* [WHAT YOU WILL DO]: Go through the material below, count the lines with the word "needs", and reply with the count alone.

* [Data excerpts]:

══════════════════════════════

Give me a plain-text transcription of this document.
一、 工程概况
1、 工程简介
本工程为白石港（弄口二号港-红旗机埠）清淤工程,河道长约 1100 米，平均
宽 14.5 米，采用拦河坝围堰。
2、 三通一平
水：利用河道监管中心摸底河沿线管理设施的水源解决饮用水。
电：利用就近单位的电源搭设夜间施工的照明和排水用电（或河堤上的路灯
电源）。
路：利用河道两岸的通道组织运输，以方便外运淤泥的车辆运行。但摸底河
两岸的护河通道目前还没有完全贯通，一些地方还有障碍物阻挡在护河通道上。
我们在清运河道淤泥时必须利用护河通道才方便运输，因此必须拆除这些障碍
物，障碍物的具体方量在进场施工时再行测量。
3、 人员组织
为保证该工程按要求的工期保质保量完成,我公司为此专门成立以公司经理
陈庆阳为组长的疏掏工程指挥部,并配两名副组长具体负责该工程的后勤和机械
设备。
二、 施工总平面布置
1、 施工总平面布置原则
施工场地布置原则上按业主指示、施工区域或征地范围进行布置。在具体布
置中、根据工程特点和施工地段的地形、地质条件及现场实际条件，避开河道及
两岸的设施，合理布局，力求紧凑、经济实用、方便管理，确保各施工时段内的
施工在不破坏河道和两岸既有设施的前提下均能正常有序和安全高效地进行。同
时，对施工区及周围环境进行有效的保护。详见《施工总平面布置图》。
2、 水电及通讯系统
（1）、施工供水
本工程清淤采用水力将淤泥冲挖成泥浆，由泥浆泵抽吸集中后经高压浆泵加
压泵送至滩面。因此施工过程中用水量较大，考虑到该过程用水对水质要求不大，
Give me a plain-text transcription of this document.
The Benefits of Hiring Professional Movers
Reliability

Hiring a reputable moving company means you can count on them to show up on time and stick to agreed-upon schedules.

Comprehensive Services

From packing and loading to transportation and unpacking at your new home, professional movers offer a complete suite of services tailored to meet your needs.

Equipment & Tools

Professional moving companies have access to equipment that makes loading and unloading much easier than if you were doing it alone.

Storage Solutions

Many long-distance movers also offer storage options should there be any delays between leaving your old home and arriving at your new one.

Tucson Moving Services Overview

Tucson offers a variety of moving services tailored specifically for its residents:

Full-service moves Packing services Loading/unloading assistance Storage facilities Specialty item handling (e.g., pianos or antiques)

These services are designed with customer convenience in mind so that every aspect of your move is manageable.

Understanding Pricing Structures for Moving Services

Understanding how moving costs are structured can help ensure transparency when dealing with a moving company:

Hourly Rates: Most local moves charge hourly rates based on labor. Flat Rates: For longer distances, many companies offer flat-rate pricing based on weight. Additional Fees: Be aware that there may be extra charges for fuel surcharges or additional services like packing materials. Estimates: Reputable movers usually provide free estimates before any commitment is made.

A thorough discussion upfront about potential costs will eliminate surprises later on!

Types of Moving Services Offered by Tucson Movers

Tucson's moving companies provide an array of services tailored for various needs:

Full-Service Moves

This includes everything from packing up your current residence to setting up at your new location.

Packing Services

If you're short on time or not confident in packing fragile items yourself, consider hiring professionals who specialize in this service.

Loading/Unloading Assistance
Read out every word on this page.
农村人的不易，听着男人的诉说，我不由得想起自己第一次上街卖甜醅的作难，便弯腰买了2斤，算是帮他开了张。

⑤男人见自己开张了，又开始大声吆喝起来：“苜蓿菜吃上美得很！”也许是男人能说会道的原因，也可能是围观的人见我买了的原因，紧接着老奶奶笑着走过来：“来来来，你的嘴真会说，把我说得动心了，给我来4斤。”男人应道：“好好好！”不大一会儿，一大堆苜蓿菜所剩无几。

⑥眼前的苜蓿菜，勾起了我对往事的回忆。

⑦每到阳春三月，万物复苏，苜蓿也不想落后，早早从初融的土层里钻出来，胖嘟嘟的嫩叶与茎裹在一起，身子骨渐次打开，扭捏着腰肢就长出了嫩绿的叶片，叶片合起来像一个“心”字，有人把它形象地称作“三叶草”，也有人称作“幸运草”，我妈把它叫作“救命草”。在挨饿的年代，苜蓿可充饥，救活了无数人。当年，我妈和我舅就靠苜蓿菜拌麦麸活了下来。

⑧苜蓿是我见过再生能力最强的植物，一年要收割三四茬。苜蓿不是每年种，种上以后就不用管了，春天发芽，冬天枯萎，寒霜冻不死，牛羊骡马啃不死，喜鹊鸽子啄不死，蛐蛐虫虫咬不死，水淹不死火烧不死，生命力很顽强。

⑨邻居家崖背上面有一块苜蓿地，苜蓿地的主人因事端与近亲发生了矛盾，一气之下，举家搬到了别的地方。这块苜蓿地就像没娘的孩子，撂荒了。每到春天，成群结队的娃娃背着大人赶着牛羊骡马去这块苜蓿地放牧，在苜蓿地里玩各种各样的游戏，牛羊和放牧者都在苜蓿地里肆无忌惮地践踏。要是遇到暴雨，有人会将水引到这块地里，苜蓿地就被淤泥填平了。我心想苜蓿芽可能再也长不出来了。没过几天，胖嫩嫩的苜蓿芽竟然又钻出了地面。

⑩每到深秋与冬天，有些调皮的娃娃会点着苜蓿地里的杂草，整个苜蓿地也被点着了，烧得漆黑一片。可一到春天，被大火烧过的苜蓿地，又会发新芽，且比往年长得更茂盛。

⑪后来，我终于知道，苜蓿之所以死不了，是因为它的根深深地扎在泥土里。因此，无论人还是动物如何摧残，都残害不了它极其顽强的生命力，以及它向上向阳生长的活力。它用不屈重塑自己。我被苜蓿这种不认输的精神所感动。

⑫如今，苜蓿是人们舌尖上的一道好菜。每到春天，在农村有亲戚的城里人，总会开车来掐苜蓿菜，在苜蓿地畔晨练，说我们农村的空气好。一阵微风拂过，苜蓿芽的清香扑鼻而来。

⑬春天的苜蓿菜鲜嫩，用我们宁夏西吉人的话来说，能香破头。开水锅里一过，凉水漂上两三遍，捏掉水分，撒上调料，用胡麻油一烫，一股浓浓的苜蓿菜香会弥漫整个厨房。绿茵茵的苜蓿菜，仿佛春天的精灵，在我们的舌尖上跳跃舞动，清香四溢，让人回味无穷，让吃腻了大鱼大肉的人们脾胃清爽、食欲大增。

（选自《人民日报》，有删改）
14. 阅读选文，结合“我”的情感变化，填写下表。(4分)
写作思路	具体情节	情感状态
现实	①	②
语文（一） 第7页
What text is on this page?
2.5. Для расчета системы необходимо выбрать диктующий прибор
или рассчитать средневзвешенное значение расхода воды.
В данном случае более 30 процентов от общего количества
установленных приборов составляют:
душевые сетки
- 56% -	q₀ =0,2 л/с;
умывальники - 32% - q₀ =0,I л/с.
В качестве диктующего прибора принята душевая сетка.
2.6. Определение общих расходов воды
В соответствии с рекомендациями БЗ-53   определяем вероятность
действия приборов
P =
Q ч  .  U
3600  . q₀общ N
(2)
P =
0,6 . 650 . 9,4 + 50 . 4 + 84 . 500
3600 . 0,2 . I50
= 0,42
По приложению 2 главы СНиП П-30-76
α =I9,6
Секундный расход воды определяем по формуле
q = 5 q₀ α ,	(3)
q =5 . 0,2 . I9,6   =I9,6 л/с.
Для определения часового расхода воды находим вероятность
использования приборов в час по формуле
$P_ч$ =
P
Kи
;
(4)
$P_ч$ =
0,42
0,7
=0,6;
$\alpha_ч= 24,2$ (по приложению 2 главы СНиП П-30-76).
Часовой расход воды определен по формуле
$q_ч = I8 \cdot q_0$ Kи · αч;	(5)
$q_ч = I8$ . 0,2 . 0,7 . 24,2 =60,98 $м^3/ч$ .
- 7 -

══════════════════════════════

* [WORKED ANSWER]: 2